Data excerpts:
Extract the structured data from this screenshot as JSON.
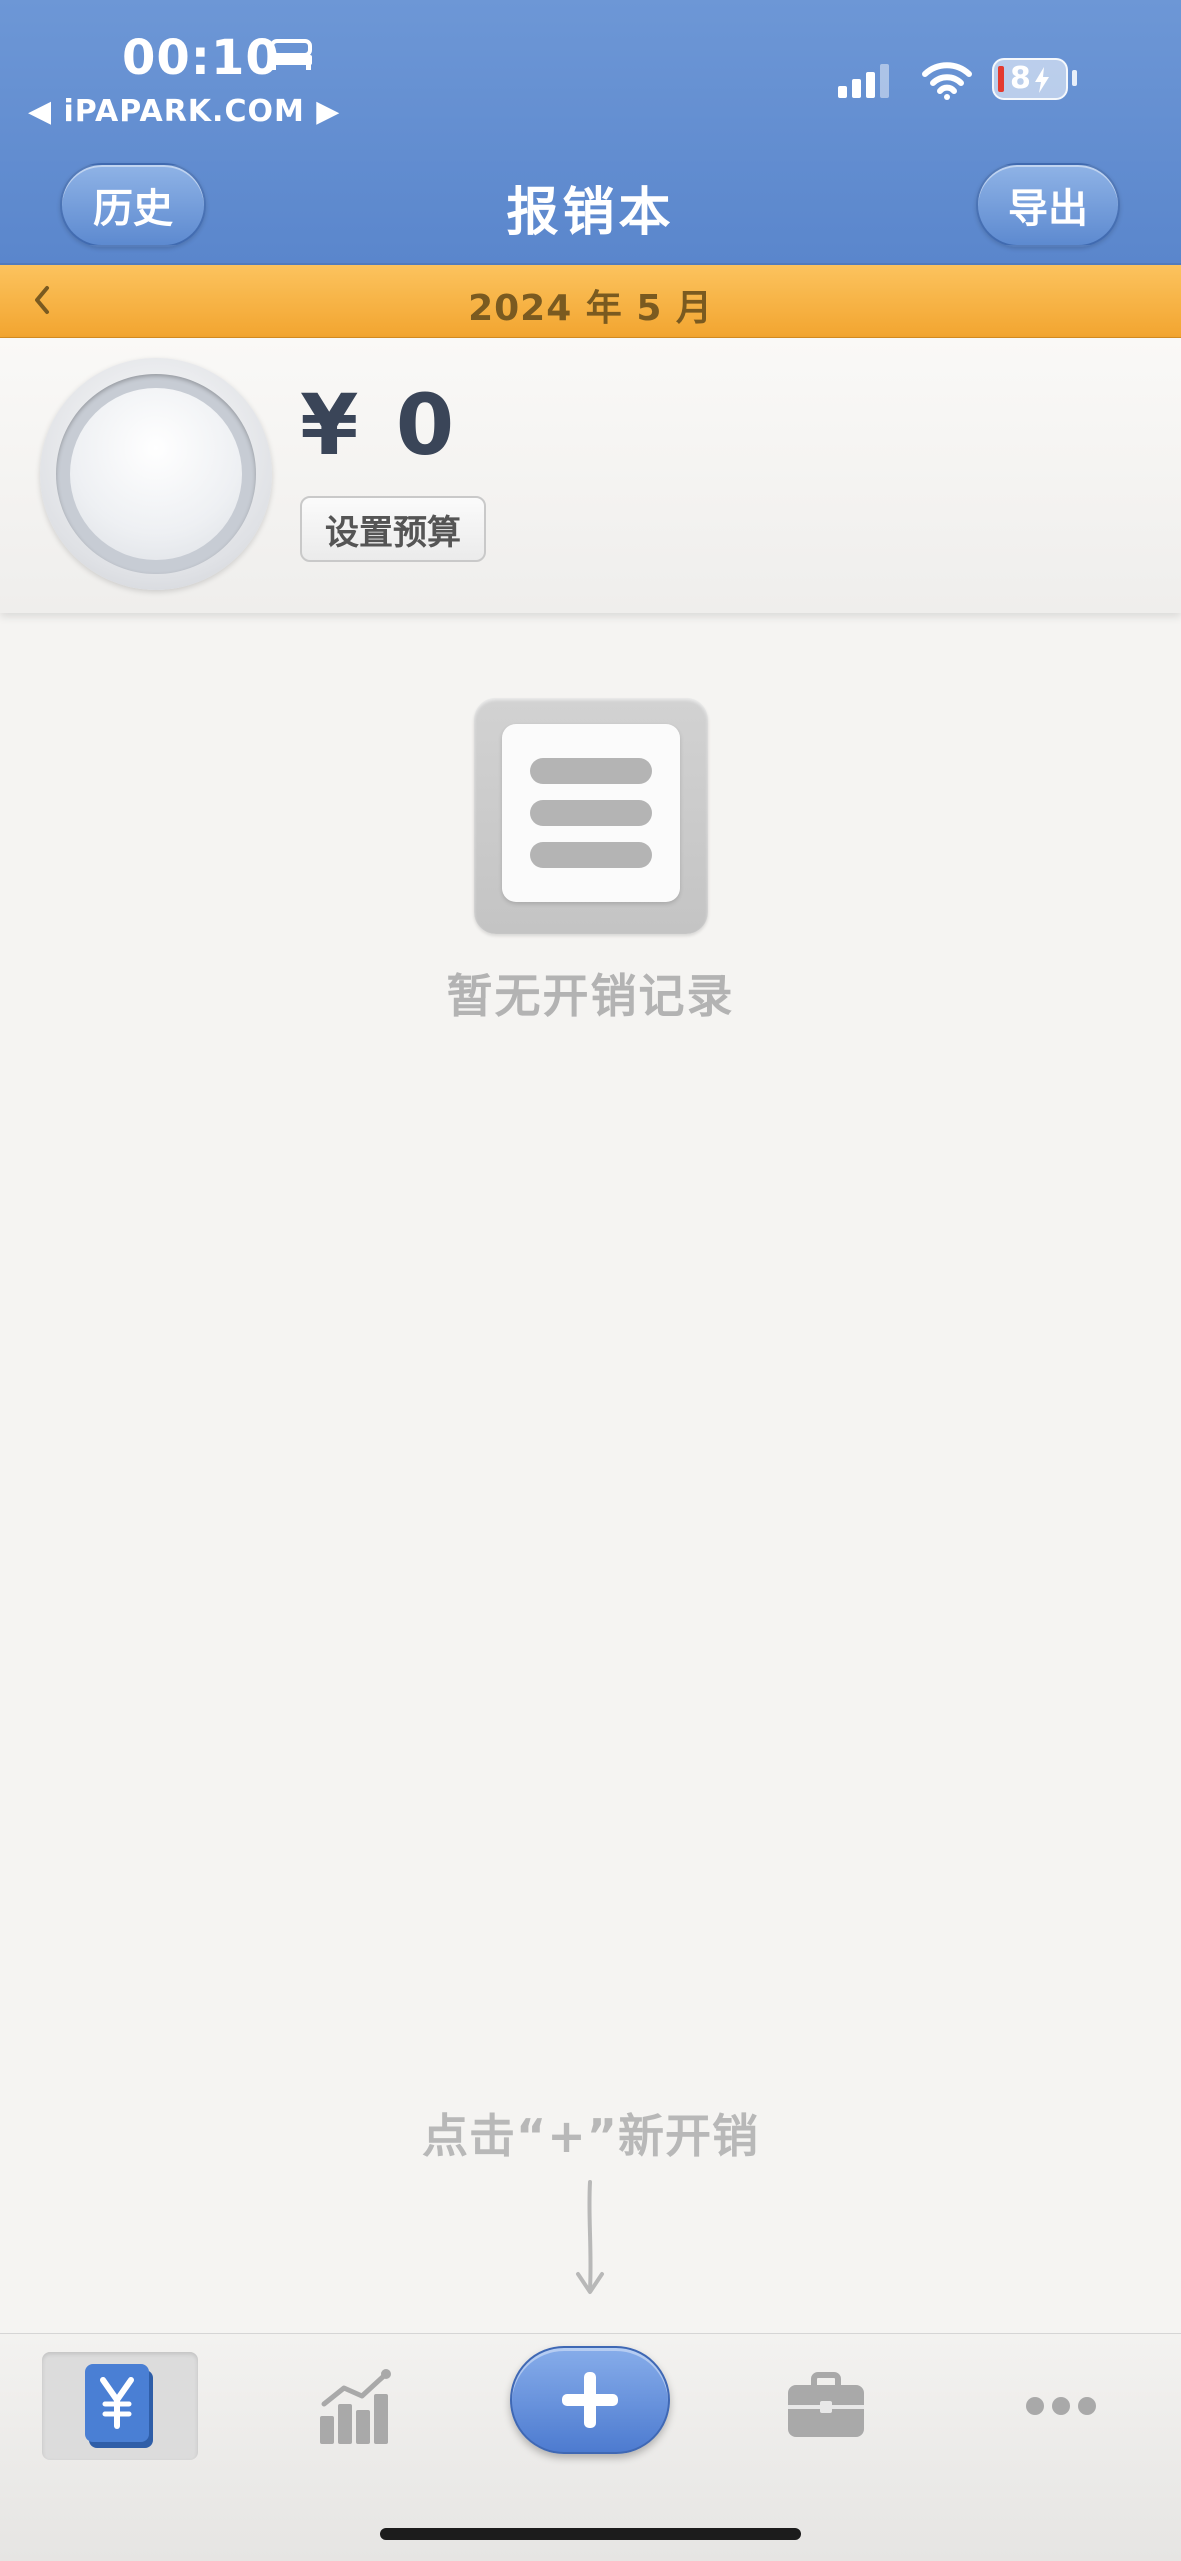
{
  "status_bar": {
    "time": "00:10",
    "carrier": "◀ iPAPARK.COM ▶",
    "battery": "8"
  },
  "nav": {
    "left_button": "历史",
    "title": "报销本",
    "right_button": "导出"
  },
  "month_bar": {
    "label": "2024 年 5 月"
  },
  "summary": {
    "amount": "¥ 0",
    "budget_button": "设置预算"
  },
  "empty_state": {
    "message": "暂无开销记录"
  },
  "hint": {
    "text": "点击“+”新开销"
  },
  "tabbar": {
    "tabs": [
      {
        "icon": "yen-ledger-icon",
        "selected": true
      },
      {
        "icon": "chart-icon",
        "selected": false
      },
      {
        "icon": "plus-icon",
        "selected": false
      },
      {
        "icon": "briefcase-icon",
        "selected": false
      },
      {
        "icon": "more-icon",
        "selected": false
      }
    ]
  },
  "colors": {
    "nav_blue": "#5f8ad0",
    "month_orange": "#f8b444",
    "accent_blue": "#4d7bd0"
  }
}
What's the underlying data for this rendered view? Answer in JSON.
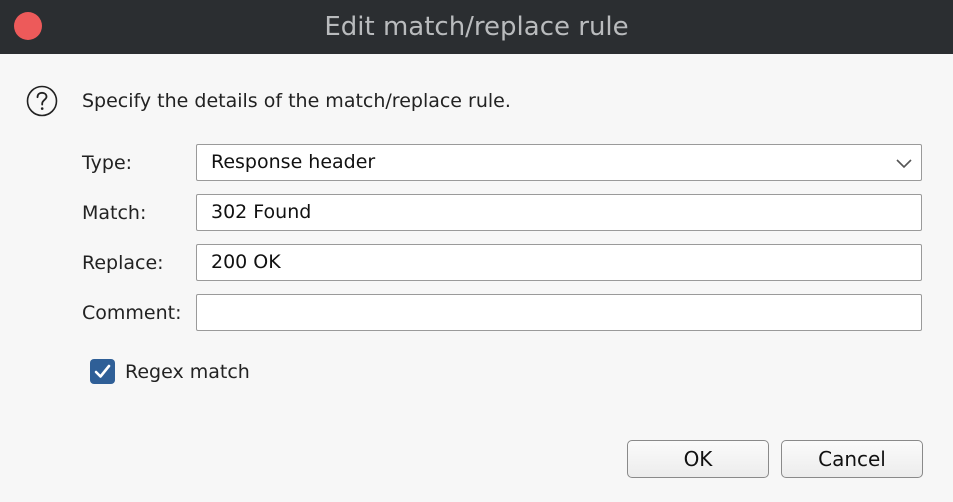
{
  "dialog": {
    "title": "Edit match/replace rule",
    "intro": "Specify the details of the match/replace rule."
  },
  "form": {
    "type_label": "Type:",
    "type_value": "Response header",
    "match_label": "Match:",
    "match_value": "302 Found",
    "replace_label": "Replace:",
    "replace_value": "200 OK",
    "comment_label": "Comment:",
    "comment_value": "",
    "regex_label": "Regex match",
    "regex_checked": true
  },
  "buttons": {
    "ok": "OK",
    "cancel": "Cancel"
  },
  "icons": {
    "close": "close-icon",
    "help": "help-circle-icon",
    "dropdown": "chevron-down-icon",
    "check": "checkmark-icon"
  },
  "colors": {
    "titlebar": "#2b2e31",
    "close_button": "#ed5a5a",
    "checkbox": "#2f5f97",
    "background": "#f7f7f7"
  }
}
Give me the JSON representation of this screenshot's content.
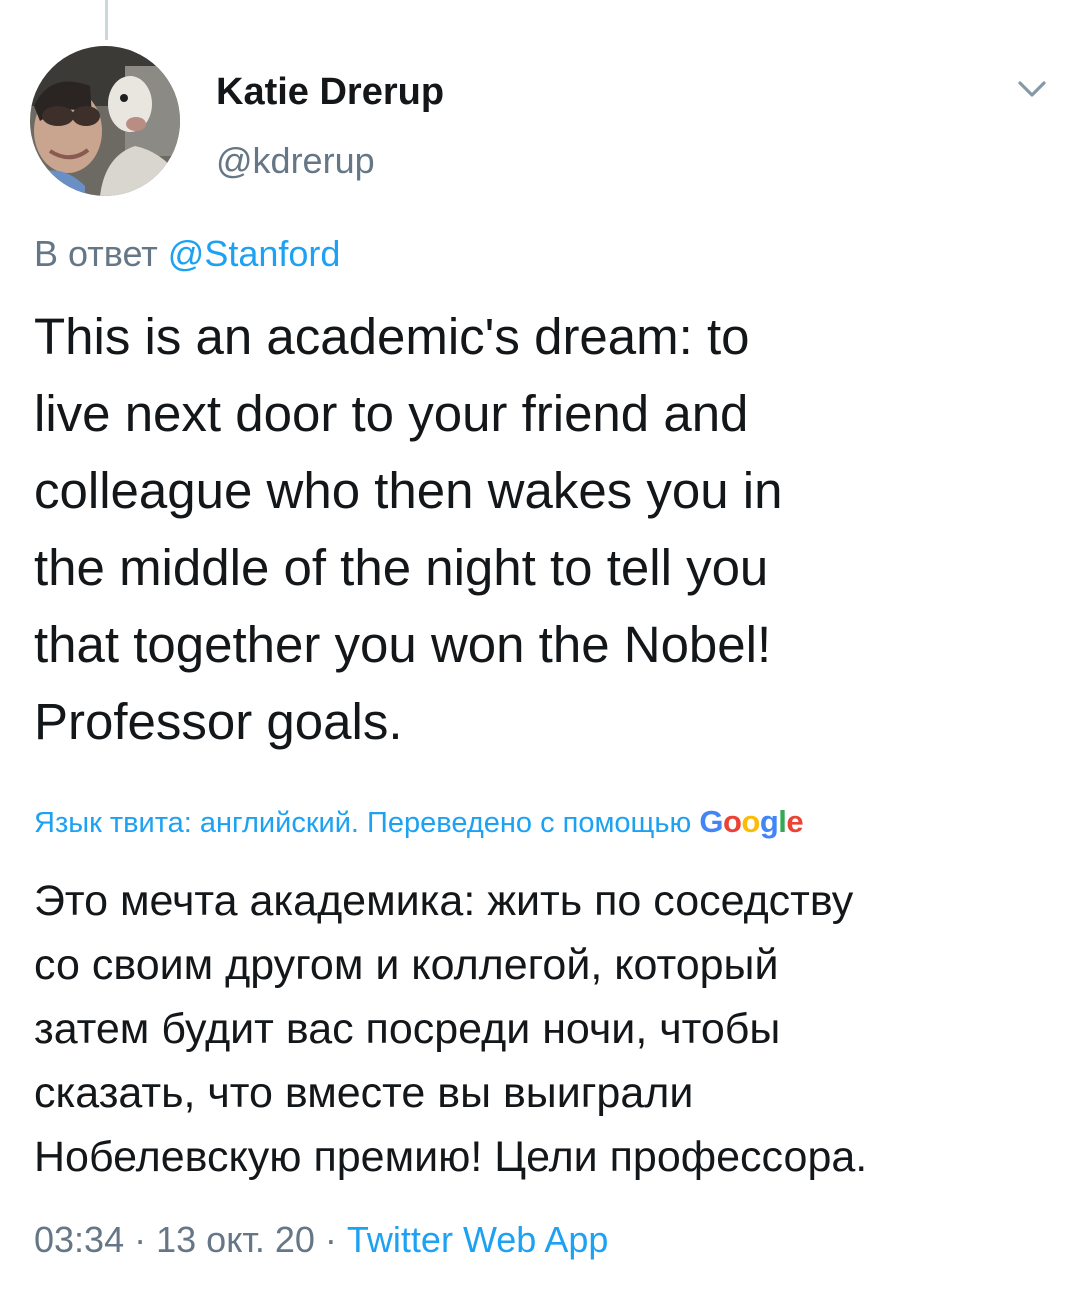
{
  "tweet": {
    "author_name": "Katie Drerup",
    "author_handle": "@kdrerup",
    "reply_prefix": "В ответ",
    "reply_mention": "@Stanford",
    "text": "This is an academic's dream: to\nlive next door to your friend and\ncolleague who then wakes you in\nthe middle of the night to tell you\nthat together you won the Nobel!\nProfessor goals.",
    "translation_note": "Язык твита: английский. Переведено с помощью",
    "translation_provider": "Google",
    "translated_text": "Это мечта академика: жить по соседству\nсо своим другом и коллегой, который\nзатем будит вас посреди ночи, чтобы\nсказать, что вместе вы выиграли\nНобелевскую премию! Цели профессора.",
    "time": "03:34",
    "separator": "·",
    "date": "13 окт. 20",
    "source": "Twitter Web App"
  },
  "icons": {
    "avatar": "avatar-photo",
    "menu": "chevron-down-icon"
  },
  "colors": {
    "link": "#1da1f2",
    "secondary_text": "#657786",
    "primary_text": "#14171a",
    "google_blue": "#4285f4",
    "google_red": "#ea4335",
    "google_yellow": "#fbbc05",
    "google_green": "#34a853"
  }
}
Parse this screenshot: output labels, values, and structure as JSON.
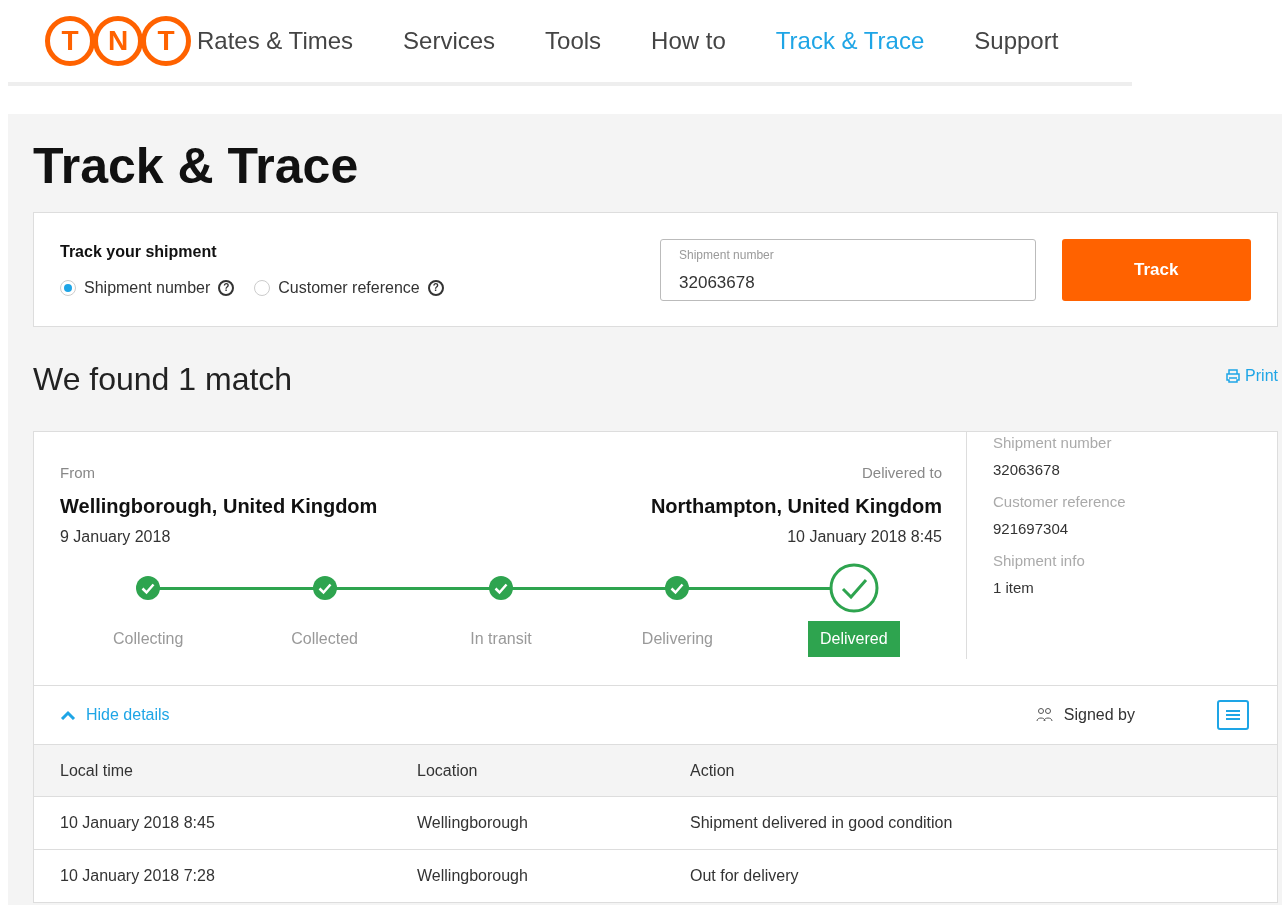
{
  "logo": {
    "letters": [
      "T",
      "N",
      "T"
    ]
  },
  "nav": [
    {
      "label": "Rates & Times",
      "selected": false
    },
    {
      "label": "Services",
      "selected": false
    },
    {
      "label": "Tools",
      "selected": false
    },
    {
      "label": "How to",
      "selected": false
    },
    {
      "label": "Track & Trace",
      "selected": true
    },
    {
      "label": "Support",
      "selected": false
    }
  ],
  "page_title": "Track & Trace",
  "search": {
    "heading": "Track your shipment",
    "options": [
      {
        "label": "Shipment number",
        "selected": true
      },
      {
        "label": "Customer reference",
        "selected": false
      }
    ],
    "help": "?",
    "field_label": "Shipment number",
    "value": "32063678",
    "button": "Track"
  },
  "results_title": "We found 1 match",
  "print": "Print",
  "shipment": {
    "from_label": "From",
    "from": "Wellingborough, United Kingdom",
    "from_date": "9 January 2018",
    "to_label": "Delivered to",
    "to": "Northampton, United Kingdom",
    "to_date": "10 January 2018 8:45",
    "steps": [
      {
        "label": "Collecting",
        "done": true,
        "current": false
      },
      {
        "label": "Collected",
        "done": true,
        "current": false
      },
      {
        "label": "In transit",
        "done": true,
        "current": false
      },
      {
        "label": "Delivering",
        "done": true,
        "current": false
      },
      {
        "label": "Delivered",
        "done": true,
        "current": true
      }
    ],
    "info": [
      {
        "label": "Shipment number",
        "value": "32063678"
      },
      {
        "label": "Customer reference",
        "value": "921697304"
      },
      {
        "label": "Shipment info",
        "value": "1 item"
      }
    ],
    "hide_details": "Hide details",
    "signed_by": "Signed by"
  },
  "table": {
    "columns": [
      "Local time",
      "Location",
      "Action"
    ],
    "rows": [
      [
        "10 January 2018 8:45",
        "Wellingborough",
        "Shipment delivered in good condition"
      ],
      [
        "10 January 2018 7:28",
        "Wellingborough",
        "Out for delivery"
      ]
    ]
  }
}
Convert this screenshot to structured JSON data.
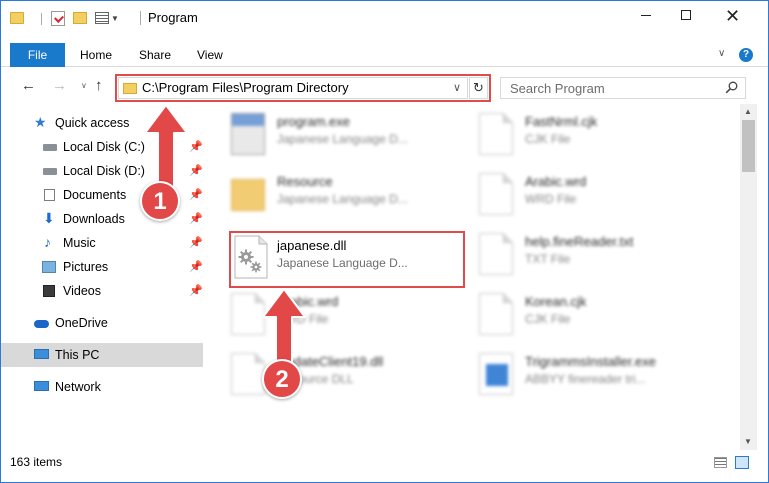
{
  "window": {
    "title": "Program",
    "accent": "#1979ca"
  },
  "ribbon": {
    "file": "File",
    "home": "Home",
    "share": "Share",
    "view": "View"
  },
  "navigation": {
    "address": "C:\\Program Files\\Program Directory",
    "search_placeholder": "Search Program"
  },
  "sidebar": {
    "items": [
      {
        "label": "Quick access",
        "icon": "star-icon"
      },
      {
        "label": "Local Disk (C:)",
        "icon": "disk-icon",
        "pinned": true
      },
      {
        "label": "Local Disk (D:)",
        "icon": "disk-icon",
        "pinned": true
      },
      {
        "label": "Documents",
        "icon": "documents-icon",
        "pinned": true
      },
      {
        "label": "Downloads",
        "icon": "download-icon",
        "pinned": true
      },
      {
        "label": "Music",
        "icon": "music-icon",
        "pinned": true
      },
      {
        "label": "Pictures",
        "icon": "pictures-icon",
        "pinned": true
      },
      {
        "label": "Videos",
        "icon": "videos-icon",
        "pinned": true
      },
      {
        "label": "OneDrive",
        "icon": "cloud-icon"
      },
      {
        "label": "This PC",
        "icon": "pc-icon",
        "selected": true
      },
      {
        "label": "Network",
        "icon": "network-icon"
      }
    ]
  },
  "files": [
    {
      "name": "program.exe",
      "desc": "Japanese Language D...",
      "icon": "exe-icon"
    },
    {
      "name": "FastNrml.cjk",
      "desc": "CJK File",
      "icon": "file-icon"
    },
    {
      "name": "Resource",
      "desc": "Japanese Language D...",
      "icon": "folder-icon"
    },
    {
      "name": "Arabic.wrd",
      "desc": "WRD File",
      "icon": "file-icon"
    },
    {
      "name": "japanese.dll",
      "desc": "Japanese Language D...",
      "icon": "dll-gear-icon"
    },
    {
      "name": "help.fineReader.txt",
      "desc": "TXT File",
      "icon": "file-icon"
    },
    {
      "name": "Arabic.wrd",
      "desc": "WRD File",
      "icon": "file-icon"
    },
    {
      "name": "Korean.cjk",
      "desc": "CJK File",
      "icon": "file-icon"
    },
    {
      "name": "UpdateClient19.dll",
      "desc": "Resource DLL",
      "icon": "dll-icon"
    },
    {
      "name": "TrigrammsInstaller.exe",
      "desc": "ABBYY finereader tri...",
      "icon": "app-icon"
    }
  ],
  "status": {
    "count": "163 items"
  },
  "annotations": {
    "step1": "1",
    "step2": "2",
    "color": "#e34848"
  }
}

Task: Count each line where the string "your" occurs, and write only the number.

Answer: 2